[Extracted records start]

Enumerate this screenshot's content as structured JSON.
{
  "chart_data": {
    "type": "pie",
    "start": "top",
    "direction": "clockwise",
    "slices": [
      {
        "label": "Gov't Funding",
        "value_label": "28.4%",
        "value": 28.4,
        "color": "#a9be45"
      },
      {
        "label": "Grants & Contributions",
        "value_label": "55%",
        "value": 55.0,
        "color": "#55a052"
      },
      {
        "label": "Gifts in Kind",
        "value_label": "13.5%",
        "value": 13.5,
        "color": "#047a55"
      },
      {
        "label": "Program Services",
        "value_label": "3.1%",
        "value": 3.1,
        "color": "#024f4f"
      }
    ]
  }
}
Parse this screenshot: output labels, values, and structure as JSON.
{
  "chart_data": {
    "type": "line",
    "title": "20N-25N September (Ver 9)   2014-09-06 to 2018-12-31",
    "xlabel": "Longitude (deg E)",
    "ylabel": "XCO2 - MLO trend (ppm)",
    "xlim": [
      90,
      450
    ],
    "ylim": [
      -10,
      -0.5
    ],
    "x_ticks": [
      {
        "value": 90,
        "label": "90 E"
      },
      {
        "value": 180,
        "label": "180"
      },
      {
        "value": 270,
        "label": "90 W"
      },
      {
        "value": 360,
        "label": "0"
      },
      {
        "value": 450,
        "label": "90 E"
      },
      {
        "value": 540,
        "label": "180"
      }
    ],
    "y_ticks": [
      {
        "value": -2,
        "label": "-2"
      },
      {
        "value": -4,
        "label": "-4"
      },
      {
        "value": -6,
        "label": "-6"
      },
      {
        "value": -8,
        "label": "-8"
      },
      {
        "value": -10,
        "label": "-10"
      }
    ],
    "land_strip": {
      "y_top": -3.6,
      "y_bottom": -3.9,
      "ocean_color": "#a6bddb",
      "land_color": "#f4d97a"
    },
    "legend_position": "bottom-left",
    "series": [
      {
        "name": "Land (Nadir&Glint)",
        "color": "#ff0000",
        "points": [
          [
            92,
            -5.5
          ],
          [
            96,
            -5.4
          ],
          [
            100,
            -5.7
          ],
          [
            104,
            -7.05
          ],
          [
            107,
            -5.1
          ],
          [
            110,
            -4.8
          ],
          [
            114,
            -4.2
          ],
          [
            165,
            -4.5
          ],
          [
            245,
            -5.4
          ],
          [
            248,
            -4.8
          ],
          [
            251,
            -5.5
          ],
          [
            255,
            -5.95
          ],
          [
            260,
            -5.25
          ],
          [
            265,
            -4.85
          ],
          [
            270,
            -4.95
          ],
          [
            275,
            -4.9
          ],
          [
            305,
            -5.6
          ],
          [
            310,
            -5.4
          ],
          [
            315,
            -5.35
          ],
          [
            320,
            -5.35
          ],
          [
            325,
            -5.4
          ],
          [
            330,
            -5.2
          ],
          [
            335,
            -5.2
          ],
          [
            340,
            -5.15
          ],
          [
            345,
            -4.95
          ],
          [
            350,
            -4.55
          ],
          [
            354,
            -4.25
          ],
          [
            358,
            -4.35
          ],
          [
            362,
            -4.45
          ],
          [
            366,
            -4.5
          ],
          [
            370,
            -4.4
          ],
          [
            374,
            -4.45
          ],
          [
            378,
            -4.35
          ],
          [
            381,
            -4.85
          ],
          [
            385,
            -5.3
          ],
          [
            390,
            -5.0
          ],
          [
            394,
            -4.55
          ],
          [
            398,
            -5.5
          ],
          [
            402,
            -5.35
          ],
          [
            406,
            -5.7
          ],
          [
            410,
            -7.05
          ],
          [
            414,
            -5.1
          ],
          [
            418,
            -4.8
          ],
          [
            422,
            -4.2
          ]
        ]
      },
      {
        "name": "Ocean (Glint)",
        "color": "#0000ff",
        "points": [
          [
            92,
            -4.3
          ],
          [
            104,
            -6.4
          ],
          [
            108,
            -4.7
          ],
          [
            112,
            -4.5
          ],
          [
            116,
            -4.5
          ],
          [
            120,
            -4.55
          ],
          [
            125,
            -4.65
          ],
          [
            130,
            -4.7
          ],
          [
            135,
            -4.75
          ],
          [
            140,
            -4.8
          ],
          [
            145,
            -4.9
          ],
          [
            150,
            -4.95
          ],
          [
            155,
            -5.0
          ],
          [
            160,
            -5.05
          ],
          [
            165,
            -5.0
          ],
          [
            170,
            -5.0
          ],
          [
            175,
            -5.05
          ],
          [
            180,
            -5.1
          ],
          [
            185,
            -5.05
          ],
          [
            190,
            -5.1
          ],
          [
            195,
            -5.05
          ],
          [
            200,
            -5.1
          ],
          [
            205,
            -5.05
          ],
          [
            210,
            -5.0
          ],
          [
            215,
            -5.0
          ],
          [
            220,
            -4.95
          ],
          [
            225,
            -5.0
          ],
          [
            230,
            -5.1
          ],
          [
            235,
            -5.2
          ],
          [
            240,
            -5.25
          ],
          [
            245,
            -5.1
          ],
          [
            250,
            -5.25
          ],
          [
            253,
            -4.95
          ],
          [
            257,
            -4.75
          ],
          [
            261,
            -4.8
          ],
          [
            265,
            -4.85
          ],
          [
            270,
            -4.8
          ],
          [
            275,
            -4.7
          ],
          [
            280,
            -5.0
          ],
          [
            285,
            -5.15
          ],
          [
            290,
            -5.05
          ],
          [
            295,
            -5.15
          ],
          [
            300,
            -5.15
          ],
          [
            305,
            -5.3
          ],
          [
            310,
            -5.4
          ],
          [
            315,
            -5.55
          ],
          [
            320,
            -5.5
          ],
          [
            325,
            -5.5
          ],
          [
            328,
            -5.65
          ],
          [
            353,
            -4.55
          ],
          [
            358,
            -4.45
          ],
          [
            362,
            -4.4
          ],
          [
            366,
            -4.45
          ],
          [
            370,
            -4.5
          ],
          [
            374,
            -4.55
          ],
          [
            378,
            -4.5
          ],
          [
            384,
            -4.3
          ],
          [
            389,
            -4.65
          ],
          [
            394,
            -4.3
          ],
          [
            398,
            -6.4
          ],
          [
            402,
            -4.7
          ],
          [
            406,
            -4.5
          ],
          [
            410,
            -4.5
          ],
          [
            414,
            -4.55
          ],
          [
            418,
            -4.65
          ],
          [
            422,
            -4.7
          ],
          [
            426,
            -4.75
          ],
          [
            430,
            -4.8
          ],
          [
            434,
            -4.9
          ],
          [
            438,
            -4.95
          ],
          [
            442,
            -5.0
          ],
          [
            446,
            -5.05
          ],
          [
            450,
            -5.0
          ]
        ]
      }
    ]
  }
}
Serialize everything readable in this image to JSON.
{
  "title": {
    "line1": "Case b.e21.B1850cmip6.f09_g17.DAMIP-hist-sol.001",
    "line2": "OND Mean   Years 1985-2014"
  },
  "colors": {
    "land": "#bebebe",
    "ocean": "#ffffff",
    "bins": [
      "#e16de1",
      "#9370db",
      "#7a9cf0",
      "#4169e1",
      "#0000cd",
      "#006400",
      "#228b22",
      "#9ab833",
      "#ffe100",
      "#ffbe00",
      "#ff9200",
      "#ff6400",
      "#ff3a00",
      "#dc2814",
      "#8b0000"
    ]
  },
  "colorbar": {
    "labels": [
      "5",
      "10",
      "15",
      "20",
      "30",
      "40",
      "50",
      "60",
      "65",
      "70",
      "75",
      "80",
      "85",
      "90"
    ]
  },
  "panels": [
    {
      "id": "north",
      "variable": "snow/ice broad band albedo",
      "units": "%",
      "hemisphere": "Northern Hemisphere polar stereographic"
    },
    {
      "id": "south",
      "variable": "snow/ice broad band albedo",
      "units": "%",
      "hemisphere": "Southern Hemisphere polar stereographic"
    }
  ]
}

[Extracted records end]

Set problem: Extract the lines above from the one containing "Serialize everything readable" to the last line, both included, exactly as written.

Task solution:
Serialize everything readable in this image to JSON.
{
  "title": {
    "line1": "Case b.e21.B1850cmip6.f09_g17.DAMIP-hist-sol.001",
    "line2": "OND Mean   Years 1985-2014"
  },
  "colors": {
    "land": "#bebebe",
    "ocean": "#ffffff",
    "bins": [
      "#e16de1",
      "#9370db",
      "#7a9cf0",
      "#4169e1",
      "#0000cd",
      "#006400",
      "#228b22",
      "#9ab833",
      "#ffe100",
      "#ffbe00",
      "#ff9200",
      "#ff6400",
      "#ff3a00",
      "#dc2814",
      "#8b0000"
    ]
  },
  "colorbar": {
    "labels": [
      "5",
      "10",
      "15",
      "20",
      "30",
      "40",
      "50",
      "60",
      "65",
      "70",
      "75",
      "80",
      "85",
      "90"
    ]
  },
  "panels": [
    {
      "id": "north",
      "variable": "snow/ice broad band albedo",
      "units": "%",
      "hemisphere": "Northern Hemisphere polar stereographic"
    },
    {
      "id": "south",
      "variable": "snow/ice broad band albedo",
      "units": "%",
      "hemisphere": "Southern Hemisphere polar stereographic"
    }
  ]
}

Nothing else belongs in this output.